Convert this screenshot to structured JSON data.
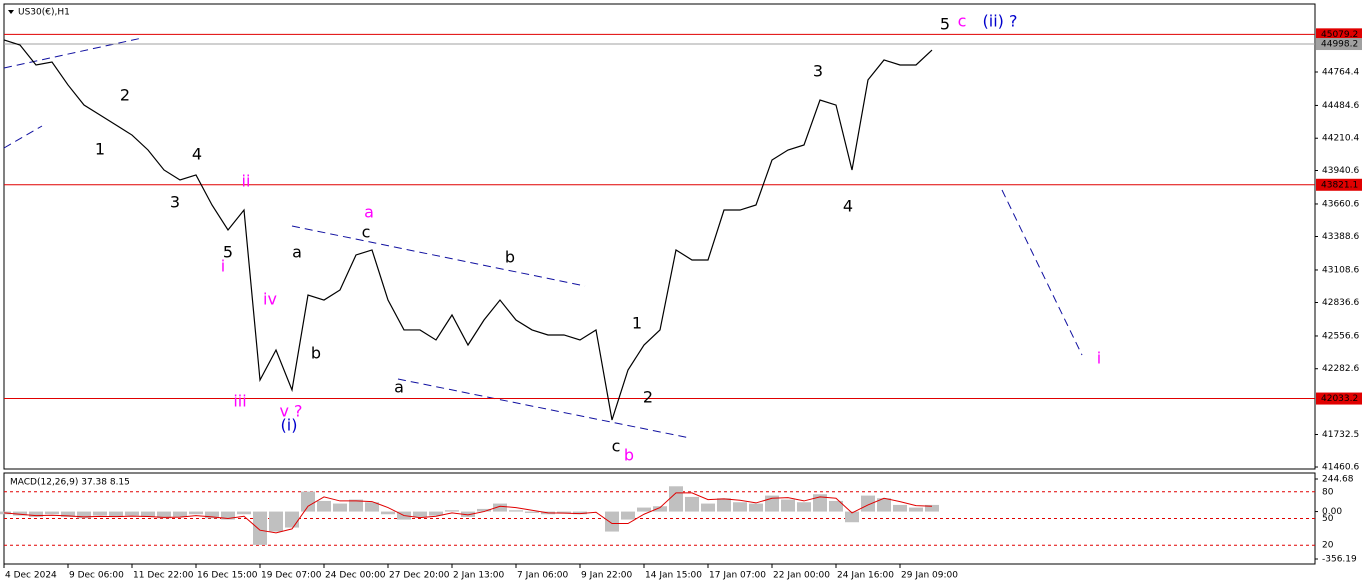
{
  "symbol": "US30(€),H1",
  "chart_data": [
    {
      "type": "line",
      "categories": [
        "4 Dec 2024",
        null,
        null,
        null,
        "9 Dec 06:00",
        null,
        null,
        null,
        "11 Dec 22:00",
        null,
        null,
        null,
        "16 Dec 15:00",
        null,
        null,
        null,
        "19 Dec 07:00",
        null,
        null,
        null,
        "24 Dec 00:00",
        null,
        null,
        null,
        "27 Dec 20:00",
        null,
        null,
        null,
        "2 Jan 13:00",
        null,
        null,
        null,
        "7 Jan 06:00",
        null,
        null,
        null,
        "9 Jan 22:00",
        null,
        null,
        null,
        "14 Jan 15:00",
        null,
        null,
        null,
        "17 Jan 07:00",
        null,
        null,
        null,
        "22 Jan 00:00",
        null,
        null,
        null,
        "24 Jan 16:00",
        null,
        null,
        null,
        "29 Jan 09:00",
        null,
        null
      ],
      "series": [
        {
          "color": "#000000",
          "values": [
            45032,
            44990,
            44823,
            44848,
            44656,
            44488,
            44405,
            44321,
            44237,
            44112,
            43945,
            43861,
            43903,
            43652,
            43443,
            43610,
            42188,
            42439,
            42105,
            42899,
            42857,
            42941,
            43234,
            43276,
            42857,
            42607,
            42607,
            42523,
            42732,
            42481,
            42690,
            42857,
            42690,
            42607,
            42565,
            42565,
            42523,
            42607,
            41854,
            42272,
            42481,
            42607,
            43276,
            43192,
            43192,
            43610,
            43610,
            43652,
            44028,
            44112,
            44154,
            44530,
            44488,
            43945,
            44698,
            44865,
            44823,
            44823,
            44948
          ]
        }
      ],
      "ylim": [
        41444,
        45333
      ],
      "yticks": [
        44764.4,
        44484.6,
        44210.4,
        43940.6,
        43660.6,
        43388.6,
        43108.6,
        42836.6,
        42556.6,
        42282.6,
        41732.5,
        41460.6
      ],
      "hlines": [
        45079.2,
        44998.2,
        43821.1,
        42033.2
      ],
      "hline_colors": [
        "#e00000",
        "#a0a0a0",
        "#e00000",
        "#e00000"
      ],
      "annotations": [
        {
          "text": "5",
          "color": "#000000"
        },
        {
          "text": "c",
          "color": "#ff00ff"
        },
        {
          "text": "(ii) ?",
          "color": "#0000cc"
        },
        {
          "text": "3",
          "color": "#000000"
        },
        {
          "text": "4",
          "color": "#000000"
        },
        {
          "text": "2",
          "color": "#000000"
        },
        {
          "text": "1",
          "color": "#000000"
        },
        {
          "text": "4",
          "color": "#000000"
        },
        {
          "text": "3",
          "color": "#000000"
        },
        {
          "text": "5",
          "color": "#000000"
        },
        {
          "text": "i",
          "color": "#ff00ff"
        },
        {
          "text": "ii",
          "color": "#ff00ff"
        },
        {
          "text": "a",
          "color": "#ff00ff"
        },
        {
          "text": "c",
          "color": "#000000"
        },
        {
          "text": "b",
          "color": "#000000"
        },
        {
          "text": "a",
          "color": "#000000"
        },
        {
          "text": "b",
          "color": "#000000"
        },
        {
          "text": "a",
          "color": "#000000"
        },
        {
          "text": "iv",
          "color": "#ff00ff"
        },
        {
          "text": "iii",
          "color": "#ff00ff"
        },
        {
          "text": "v ?",
          "color": "#ff00ff"
        },
        {
          "text": "(i)",
          "color": "#0000cc"
        },
        {
          "text": "1",
          "color": "#000000"
        },
        {
          "text": "2",
          "color": "#000000"
        },
        {
          "text": "c",
          "color": "#000000"
        },
        {
          "text": "b",
          "color": "#ff00ff"
        },
        {
          "text": "i",
          "color": "#ff00ff"
        }
      ]
    },
    {
      "type": "macd",
      "title": "MACD(12,26,9) 37.38 8.15",
      "series": [
        {
          "color": "#c0c0c0",
          "values": [
            -20,
            -30,
            -40,
            -20,
            -40,
            -50,
            -30,
            -40,
            -30,
            -40,
            -50,
            -40,
            -20,
            -50,
            -60,
            -20,
            -250,
            -150,
            -120,
            150,
            80,
            60,
            90,
            70,
            -20,
            -60,
            -40,
            -30,
            10,
            -40,
            20,
            60,
            10,
            -10,
            -20,
            -10,
            -20,
            0,
            -150,
            -60,
            30,
            40,
            190,
            110,
            60,
            100,
            70,
            60,
            120,
            90,
            70,
            130,
            80,
            -80,
            120,
            100,
            50,
            30,
            50
          ]
        },
        {
          "color": "#e00000",
          "values": [
            -10,
            -20,
            -30,
            -28,
            -32,
            -40,
            -36,
            -38,
            -34,
            -37,
            -44,
            -42,
            -30,
            -40,
            -52,
            -35,
            -140,
            -160,
            -130,
            40,
            110,
            80,
            80,
            75,
            30,
            -30,
            -45,
            -35,
            -10,
            -25,
            0,
            40,
            30,
            10,
            -10,
            -12,
            -15,
            -5,
            -90,
            -90,
            -20,
            30,
            140,
            140,
            90,
            95,
            85,
            65,
            100,
            105,
            80,
            110,
            100,
            -10,
            50,
            100,
            75,
            45,
            40
          ]
        }
      ],
      "ylim": [
        -386.2,
        282.2
      ],
      "yticks": [
        244.68,
        {
          "value": 0,
          "label": "0.00"
        },
        -356.19
      ],
      "y2lim": [
        0,
        100
      ],
      "y2ticks": [
        80,
        50,
        20
      ]
    }
  ]
}
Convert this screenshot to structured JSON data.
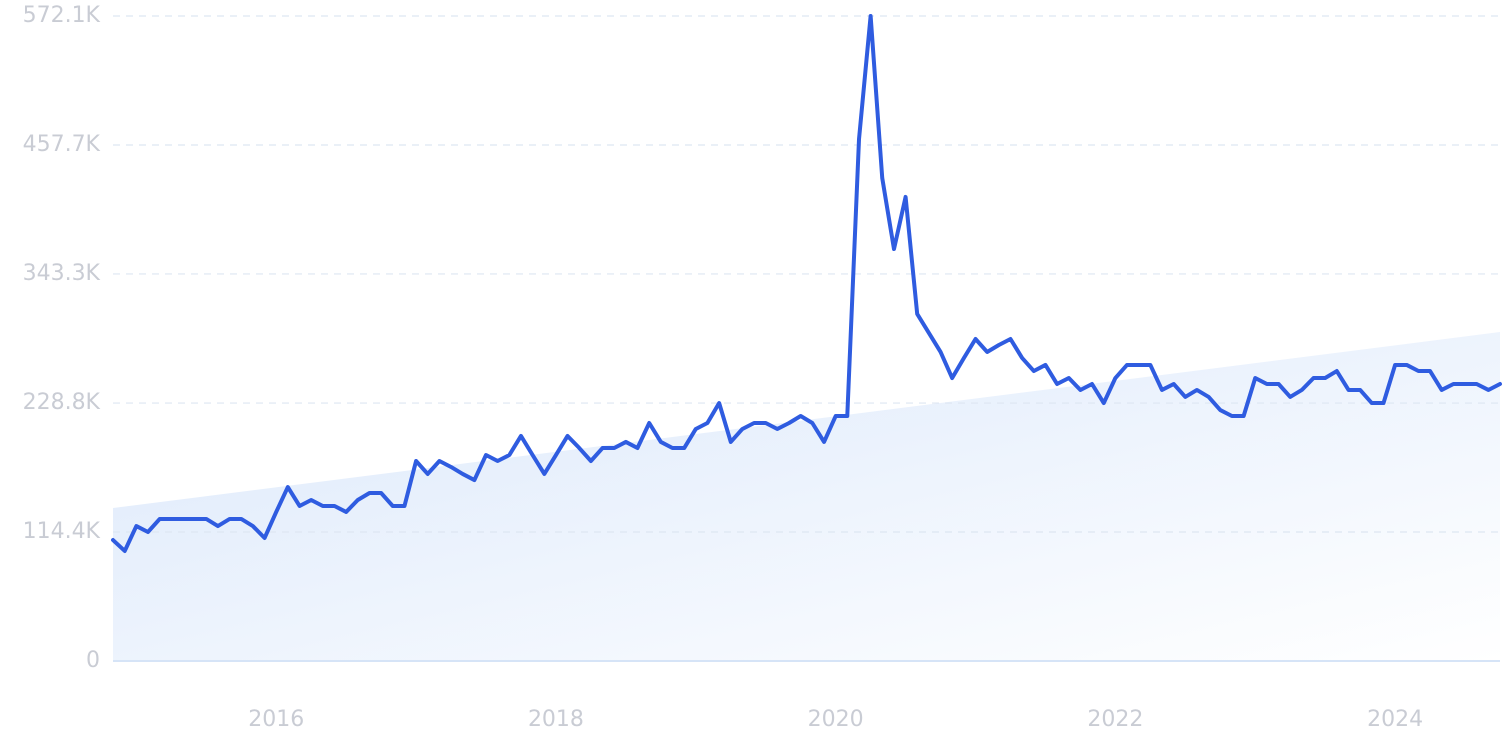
{
  "chart_data": {
    "type": "line",
    "x": [
      2014.833,
      2014.917,
      2015,
      2015.083,
      2015.167,
      2015.25,
      2015.333,
      2015.417,
      2015.5,
      2015.583,
      2015.667,
      2015.75,
      2015.833,
      2015.917,
      2016,
      2016.083,
      2016.167,
      2016.25,
      2016.333,
      2016.417,
      2016.5,
      2016.583,
      2016.667,
      2016.75,
      2016.833,
      2016.917,
      2017,
      2017.083,
      2017.167,
      2017.25,
      2017.333,
      2017.417,
      2017.5,
      2017.583,
      2017.667,
      2017.75,
      2017.833,
      2017.917,
      2018,
      2018.083,
      2018.167,
      2018.25,
      2018.333,
      2018.417,
      2018.5,
      2018.583,
      2018.667,
      2018.75,
      2018.833,
      2018.917,
      2019,
      2019.083,
      2019.167,
      2019.25,
      2019.333,
      2019.417,
      2019.5,
      2019.583,
      2019.667,
      2019.75,
      2019.833,
      2019.917,
      2020,
      2020.083,
      2020.167,
      2020.25,
      2020.333,
      2020.417,
      2020.5,
      2020.583,
      2020.667,
      2020.75,
      2020.833,
      2020.917,
      2021,
      2021.083,
      2021.167,
      2021.25,
      2021.333,
      2021.417,
      2021.5,
      2021.583,
      2021.667,
      2021.75,
      2021.833,
      2021.917,
      2022,
      2022.083,
      2022.167,
      2022.25,
      2022.333,
      2022.417,
      2022.5,
      2022.583,
      2022.667,
      2022.75,
      2022.833,
      2022.917,
      2023,
      2023.083,
      2023.167,
      2023.25,
      2023.333,
      2023.417,
      2023.5,
      2023.583,
      2023.667,
      2023.75,
      2023.833,
      2023.917,
      2024,
      2024.083,
      2024.167,
      2024.25,
      2024.333,
      2024.417,
      2024.5,
      2024.583,
      2024.667,
      2024.75
    ],
    "series": [
      {
        "color": "#2f5ce0",
        "values": [
          107300,
          97600,
          119700,
          114400,
          126000,
          126000,
          126000,
          126000,
          126000,
          119700,
          126000,
          126000,
          119700,
          109100,
          132200,
          154300,
          137500,
          142800,
          137500,
          137500,
          132200,
          142800,
          149000,
          149000,
          137500,
          137500,
          177400,
          165900,
          177400,
          172100,
          165900,
          160500,
          182700,
          177400,
          182700,
          199600,
          182700,
          165900,
          182700,
          199600,
          188900,
          177400,
          188900,
          188900,
          194300,
          188900,
          211100,
          194300,
          188900,
          188900,
          205800,
          211100,
          228800,
          194300,
          205800,
          211100,
          211100,
          205800,
          211100,
          217300,
          211100,
          194300,
          217300,
          217300,
          463000,
          572100,
          428400,
          365400,
          411600,
          307800,
          290900,
          274100,
          251000,
          268800,
          285600,
          274100,
          280300,
          285600,
          268800,
          257200,
          262600,
          245700,
          251000,
          240400,
          245700,
          228800,
          251000,
          262600,
          262600,
          262600,
          240400,
          245700,
          234200,
          240400,
          234200,
          222600,
          217300,
          217300,
          251000,
          245700,
          245700,
          234200,
          240400,
          251000,
          251000,
          257200,
          240400,
          240400,
          228800,
          228800,
          262600,
          262600,
          257200,
          257200,
          240400,
          245700,
          245700,
          245700,
          240400,
          245700
        ]
      }
    ],
    "trend": {
      "color": "#dbe8fb",
      "x": [
        2014.833,
        2024.75
      ],
      "values": [
        135700,
        291800
      ]
    },
    "xlim": [
      2014.833,
      2024.75
    ],
    "xticks": [
      2016,
      2018,
      2020,
      2022,
      2024
    ],
    "ylim": [
      0,
      572100
    ],
    "yticks": [
      0,
      {
        "value": 114400,
        "label": "114.4K"
      },
      {
        "value": 228800,
        "label": "228.8K"
      },
      {
        "value": 343300,
        "label": "343.3K"
      },
      {
        "value": 457700,
        "label": "457.7K"
      },
      {
        "value": 572100,
        "label": "572.1K"
      }
    ],
    "grid": true
  }
}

Exercise prompt:
Read the data above. Pull out each line in which the string "label" appears.

Final answer:
          "label": "0.00"
        "label": "114.4K"
        "label": "228.8K"
        "label": "343.3K"
        "label": "457.7K"
        "label": "572.1K"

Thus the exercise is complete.